*Exercise brief:* Comb through the entries for "للنبى" and pull out each line that holds it.

*Supplied material:*

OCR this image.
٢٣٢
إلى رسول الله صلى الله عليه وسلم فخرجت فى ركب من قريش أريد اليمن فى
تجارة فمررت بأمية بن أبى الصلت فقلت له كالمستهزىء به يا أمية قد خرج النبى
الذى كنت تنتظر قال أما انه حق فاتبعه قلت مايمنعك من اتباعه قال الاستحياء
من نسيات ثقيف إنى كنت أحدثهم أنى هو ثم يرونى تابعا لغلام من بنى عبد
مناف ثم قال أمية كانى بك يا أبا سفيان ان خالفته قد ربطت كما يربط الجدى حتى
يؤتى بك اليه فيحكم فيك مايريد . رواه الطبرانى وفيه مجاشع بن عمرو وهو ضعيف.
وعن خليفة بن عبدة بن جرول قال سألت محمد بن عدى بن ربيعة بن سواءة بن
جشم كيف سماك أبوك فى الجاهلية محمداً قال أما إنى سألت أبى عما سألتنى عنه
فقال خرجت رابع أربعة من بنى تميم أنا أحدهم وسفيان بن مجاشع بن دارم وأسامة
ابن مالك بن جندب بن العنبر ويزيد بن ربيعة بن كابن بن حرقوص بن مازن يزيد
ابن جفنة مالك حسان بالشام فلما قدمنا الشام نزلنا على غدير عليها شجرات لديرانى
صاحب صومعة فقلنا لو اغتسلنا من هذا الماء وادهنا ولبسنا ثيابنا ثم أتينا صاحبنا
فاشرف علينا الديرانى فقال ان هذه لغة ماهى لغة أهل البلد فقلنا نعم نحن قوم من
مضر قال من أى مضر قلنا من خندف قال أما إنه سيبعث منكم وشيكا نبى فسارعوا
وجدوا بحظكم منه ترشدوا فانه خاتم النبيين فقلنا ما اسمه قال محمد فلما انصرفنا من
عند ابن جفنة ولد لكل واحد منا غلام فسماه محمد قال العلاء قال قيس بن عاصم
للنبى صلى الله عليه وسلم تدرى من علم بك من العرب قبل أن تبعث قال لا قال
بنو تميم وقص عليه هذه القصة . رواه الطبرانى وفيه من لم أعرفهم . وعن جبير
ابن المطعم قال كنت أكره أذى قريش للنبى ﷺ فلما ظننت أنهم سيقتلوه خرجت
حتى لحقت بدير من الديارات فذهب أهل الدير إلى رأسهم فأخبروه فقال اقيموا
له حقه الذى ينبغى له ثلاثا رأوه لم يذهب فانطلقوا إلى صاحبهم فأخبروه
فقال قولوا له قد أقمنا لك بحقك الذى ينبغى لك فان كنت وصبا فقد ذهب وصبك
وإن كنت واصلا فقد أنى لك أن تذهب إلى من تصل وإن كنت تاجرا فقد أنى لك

*Exercise output:*
للنبى صلى الله عليه وسلم تدرى من علم بك من العرب قبل أن تبعث قال لا قال
ابن المطعم قال كنت أكره أذى قريش للنبى ﷺ فلما ظننت أنهم سيقتلوه خرجت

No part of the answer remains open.